> MATERIAL FOR THE TASK:
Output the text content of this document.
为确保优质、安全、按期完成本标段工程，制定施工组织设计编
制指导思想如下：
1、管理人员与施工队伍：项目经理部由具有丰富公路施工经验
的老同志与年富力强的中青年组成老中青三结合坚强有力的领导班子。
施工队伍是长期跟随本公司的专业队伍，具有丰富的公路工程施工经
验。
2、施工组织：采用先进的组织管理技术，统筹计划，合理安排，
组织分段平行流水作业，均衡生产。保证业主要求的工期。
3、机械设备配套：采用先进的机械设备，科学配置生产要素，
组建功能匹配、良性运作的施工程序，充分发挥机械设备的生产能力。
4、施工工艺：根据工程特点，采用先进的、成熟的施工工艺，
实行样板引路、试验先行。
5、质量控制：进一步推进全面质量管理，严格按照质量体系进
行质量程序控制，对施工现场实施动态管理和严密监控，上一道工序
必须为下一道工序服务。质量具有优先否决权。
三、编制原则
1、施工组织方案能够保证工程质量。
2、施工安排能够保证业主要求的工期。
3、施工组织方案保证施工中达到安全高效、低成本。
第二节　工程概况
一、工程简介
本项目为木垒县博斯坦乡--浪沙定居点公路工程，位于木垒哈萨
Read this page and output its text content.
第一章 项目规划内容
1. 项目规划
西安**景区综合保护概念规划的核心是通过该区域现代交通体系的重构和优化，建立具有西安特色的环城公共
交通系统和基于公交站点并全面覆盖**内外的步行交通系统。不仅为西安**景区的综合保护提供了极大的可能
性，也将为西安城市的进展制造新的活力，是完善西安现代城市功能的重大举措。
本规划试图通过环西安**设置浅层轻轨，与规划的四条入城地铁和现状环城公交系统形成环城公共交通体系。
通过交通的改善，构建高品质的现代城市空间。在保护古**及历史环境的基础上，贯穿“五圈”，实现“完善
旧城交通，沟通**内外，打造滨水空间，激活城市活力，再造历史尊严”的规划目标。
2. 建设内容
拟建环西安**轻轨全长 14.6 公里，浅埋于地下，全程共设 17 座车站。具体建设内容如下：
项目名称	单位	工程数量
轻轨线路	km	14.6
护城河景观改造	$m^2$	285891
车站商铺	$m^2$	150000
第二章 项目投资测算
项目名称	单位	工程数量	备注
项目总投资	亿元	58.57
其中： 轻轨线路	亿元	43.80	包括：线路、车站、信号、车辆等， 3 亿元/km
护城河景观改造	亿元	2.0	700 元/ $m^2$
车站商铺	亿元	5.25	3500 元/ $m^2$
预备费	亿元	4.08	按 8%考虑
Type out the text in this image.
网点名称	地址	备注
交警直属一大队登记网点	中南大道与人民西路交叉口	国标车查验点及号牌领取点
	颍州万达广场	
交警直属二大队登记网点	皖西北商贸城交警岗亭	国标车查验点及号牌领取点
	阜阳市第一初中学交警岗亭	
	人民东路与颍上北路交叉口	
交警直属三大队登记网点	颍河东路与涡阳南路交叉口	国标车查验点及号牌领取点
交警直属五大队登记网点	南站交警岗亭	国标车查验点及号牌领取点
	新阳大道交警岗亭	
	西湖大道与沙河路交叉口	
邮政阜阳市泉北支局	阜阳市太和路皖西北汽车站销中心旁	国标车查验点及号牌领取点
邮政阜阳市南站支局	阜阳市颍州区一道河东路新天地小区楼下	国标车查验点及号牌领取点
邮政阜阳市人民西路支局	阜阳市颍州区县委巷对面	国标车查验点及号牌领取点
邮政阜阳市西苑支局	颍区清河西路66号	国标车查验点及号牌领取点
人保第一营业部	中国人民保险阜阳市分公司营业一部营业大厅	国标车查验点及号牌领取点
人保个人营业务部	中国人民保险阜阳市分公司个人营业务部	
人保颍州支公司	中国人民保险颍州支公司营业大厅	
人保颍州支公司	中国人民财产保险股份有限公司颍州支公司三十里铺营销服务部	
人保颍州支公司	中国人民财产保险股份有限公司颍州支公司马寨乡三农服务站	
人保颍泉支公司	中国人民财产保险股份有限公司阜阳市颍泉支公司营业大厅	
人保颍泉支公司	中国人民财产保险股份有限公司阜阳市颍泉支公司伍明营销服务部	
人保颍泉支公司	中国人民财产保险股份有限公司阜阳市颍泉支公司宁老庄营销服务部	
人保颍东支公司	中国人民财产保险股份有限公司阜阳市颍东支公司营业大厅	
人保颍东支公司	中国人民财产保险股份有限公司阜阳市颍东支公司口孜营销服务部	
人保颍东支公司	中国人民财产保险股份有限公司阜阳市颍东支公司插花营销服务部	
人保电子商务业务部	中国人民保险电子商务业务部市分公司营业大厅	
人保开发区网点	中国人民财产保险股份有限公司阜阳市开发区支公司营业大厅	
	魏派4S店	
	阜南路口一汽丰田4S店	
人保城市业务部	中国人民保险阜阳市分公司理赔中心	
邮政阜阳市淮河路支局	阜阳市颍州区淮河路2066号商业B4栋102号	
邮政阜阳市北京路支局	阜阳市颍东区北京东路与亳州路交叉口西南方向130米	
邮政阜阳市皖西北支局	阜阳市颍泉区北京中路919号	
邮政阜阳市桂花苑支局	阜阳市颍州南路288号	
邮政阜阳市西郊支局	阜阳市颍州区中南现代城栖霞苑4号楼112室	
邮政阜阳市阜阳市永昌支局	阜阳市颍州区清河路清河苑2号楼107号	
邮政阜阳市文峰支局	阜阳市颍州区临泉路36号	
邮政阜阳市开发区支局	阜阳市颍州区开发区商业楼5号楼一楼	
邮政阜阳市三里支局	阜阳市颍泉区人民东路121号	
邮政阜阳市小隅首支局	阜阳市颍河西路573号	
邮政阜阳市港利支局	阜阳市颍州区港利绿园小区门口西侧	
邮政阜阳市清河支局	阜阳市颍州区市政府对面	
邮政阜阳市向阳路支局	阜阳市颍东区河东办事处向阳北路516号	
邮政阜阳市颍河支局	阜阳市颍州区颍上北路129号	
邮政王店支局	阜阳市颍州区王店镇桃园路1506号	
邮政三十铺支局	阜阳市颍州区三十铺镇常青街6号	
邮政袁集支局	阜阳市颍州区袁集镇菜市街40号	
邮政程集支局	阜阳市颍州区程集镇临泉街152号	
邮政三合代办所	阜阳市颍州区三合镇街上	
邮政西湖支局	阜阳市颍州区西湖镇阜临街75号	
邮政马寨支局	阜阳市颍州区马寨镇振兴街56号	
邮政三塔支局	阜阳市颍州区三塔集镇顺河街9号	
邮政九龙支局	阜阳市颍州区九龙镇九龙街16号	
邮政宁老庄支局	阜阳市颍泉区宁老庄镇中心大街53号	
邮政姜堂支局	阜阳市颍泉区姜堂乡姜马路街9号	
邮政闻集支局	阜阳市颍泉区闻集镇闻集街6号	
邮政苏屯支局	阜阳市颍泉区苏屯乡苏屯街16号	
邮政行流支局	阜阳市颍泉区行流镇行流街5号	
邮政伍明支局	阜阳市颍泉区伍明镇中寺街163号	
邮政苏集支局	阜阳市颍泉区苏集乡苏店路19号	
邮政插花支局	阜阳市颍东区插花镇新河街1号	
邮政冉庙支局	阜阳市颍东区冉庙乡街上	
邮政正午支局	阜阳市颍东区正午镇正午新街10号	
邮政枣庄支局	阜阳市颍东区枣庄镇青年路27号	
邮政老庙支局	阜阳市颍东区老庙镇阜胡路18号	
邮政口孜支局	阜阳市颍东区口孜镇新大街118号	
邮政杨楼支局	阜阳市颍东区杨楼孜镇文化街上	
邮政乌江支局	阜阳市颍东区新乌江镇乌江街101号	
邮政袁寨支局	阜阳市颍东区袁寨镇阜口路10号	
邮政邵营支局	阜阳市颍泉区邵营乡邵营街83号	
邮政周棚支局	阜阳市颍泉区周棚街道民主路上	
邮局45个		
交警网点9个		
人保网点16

> WHAT THE TASK REQUIRES:
Take the data above and return it exactly.

> TASK OUTPUT:
Output the text content of this document.
为确保优质、安全、按期完成本标段工程，制定施工组织设计编
制指导思想如下：
1、管理人员与施工队伍：项目经理部由具有丰富公路施工经验
的老同志与年富力强的中青年组成老中青三结合坚强有力的领导班子。
施工队伍是长期跟随本公司的专业队伍，具有丰富的公路工程施工经
验。
2、施工组织：采用先进的组织管理技术，统筹计划，合理安排，
组织分段平行流水作业，均衡生产。保证业主要求的工期。
3、机械设备配套：采用先进的机械设备，科学配置生产要素，
组建功能匹配、良性运作的施工程序，充分发挥机械设备的生产能力。
4、施工工艺：根据工程特点，采用先进的、成熟的施工工艺，
实行样板引路、试验先行。
5、质量控制：进一步推进全面质量管理，严格按照质量体系进
行质量程序控制，对施工现场实施动态管理和严密监控，上一道工序
必须为下一道工序服务。质量具有优先否决权。
三、编制原则
1、施工组织方案能够保证工程质量。
2、施工安排能够保证业主要求的工期。
3、施工组织方案保证施工中达到安全高效、低成本。
第二节　工程概况
一、工程简介
本项目为木垒县博斯坦乡--浪沙定居点公路工程，位于木垒哈萨
Read this page and output its text content.
第一章 项目规划内容
1. 项目规划
西安**景区综合保护概念规划的核心是通过该区域现代交通体系的重构和优化，建立具有西安特色的环城公共
交通系统和基于公交站点并全面覆盖**内外的步行交通系统。不仅为西安**景区的综合保护提供了极大的可能
性，也将为西安城市的进展制造新的活力，是完善西安现代城市功能的重大举措。
本规划试图通过环西安**设置浅层轻轨，与规划的四条入城地铁和现状环城公交系统形成环城公共交通体系。
通过交通的改善，构建高品质的现代城市空间。在保护古**及历史环境的基础上，贯穿“五圈”，实现“完善
旧城交通，沟通**内外，打造滨水空间，激活城市活力，再造历史尊严”的规划目标。
2. 建设内容
拟建环西安**轻轨全长 14.6 公里，浅埋于地下，全程共设 17 座车站。具体建设内容如下：
项目名称	单位	工程数量
轻轨线路	km	14.6
护城河景观改造	$m^2$	285891
车站商铺	$m^2$	150000
第二章 项目投资测算
项目名称	单位	工程数量	备注
项目总投资	亿元	58.57
其中： 轻轨线路	亿元	43.80	包括：线路、车站、信号、车辆等， 3 亿元/km
护城河景观改造	亿元	2.0	700 元/ $m^2$
车站商铺	亿元	5.25	3500 元/ $m^2$
预备费	亿元	4.08	按 8%考虑
Type out the text in this image.
网点名称	地址	备注
交警直属一大队登记网点	中南大道与人民西路交叉口	国标车查验点及号牌领取点
	颍州万达广场	
交警直属二大队登记网点	皖西北商贸城交警岗亭	国标车查验点及号牌领取点
	阜阳市第一初中学交警岗亭	
	人民东路与颍上北路交叉口	
交警直属三大队登记网点	颍河东路与涡阳南路交叉口	国标车查验点及号牌领取点
交警直属五大队登记网点	南站交警岗亭	国标车查验点及号牌领取点
	新阳大道交警岗亭	
	西湖大道与沙河路交叉口	
邮政阜阳市泉北支局	阜阳市太和路皖西北汽车站销中心旁	国标车查验点及号牌领取点
邮政阜阳市南站支局	阜阳市颍州区一道河东路新天地小区楼下	国标车查验点及号牌领取点
邮政阜阳市人民西路支局	阜阳市颍州区县委巷对面	国标车查验点及号牌领取点
邮政阜阳市西苑支局	颍区清河西路66号	国标车查验点及号牌领取点
人保第一营业部	中国人民保险阜阳市分公司营业一部营业大厅	国标车查验点及号牌领取点
人保个人营业务部	中国人民保险阜阳市分公司个人营业务部	
人保颍州支公司	中国人民保险颍州支公司营业大厅	
人保颍州支公司	中国人民财产保险股份有限公司颍州支公司三十里铺营销服务部	
人保颍州支公司	中国人民财产保险股份有限公司颍州支公司马寨乡三农服务站	
人保颍泉支公司	中国人民财产保险股份有限公司阜阳市颍泉支公司营业大厅	
人保颍泉支公司	中国人民财产保险股份有限公司阜阳市颍泉支公司伍明营销服务部	
人保颍泉支公司	中国人民财产保险股份有限公司阜阳市颍泉支公司宁老庄营销服务部	
人保颍东支公司	中国人民财产保险股份有限公司阜阳市颍东支公司营业大厅	
人保颍东支公司	中国人民财产保险股份有限公司阜阳市颍东支公司口孜营销服务部	
人保颍东支公司	中国人民财产保险股份有限公司阜阳市颍东支公司插花营销服务部	
人保电子商务业务部	中国人民保险电子商务业务部市分公司营业大厅	
人保开发区网点	中国人民财产保险股份有限公司阜阳市开发区支公司营业大厅	
	魏派4S店	
	阜南路口一汽丰田4S店	
人保城市业务部	中国人民保险阜阳市分公司理赔中心	
邮政阜阳市淮河路支局	阜阳市颍州区淮河路2066号商业B4栋102号	
邮政阜阳市北京路支局	阜阳市颍东区北京东路与亳州路交叉口西南方向130米	
邮政阜阳市皖西北支局	阜阳市颍泉区北京中路919号	
邮政阜阳市桂花苑支局	阜阳市颍州南路288号	
邮政阜阳市西郊支局	阜阳市颍州区中南现代城栖霞苑4号楼112室	
邮政阜阳市阜阳市永昌支局	阜阳市颍州区清河路清河苑2号楼107号	
邮政阜阳市文峰支局	阜阳市颍州区临泉路36号	
邮政阜阳市开发区支局	阜阳市颍州区开发区商业楼5号楼一楼	
邮政阜阳市三里支局	阜阳市颍泉区人民东路121号	
邮政阜阳市小隅首支局	阜阳市颍河西路573号	
邮政阜阳市港利支局	阜阳市颍州区港利绿园小区门口西侧	
邮政阜阳市清河支局	阜阳市颍州区市政府对面	
邮政阜阳市向阳路支局	阜阳市颍东区河东办事处向阳北路516号	
邮政阜阳市颍河支局	阜阳市颍州区颍上北路129号	
邮政王店支局	阜阳市颍州区王店镇桃园路1506号	
邮政三十铺支局	阜阳市颍州区三十铺镇常青街6号	
邮政袁集支局	阜阳市颍州区袁集镇菜市街40号	
邮政程集支局	阜阳市颍州区程集镇临泉街152号	
邮政三合代办所	阜阳市颍州区三合镇街上	
邮政西湖支局	阜阳市颍州区西湖镇阜临街75号	
邮政马寨支局	阜阳市颍州区马寨镇振兴街56号	
邮政三塔支局	阜阳市颍州区三塔集镇顺河街9号	
邮政九龙支局	阜阳市颍州区九龙镇九龙街16号	
邮政宁老庄支局	阜阳市颍泉区宁老庄镇中心大街53号	
邮政姜堂支局	阜阳市颍泉区姜堂乡姜马路街9号	
邮政闻集支局	阜阳市颍泉区闻集镇闻集街6号	
邮政苏屯支局	阜阳市颍泉区苏屯乡苏屯街16号	
邮政行流支局	阜阳市颍泉区行流镇行流街5号	
邮政伍明支局	阜阳市颍泉区伍明镇中寺街163号	
邮政苏集支局	阜阳市颍泉区苏集乡苏店路19号	
邮政插花支局	阜阳市颍东区插花镇新河街1号	
邮政冉庙支局	阜阳市颍东区冉庙乡街上	
邮政正午支局	阜阳市颍东区正午镇正午新街10号	
邮政枣庄支局	阜阳市颍东区枣庄镇青年路27号	
邮政老庙支局	阜阳市颍东区老庙镇阜胡路18号	
邮政口孜支局	阜阳市颍东区口孜镇新大街118号	
邮政杨楼支局	阜阳市颍东区杨楼孜镇文化街上	
邮政乌江支局	阜阳市颍东区新乌江镇乌江街101号	
邮政袁寨支局	阜阳市颍东区袁寨镇阜口路10号	
邮政邵营支局	阜阳市颍泉区邵营乡邵营街83号	
邮政周棚支局	阜阳市颍泉区周棚街道民主路上	
邮局45个		
交警网点9个		
人保网点16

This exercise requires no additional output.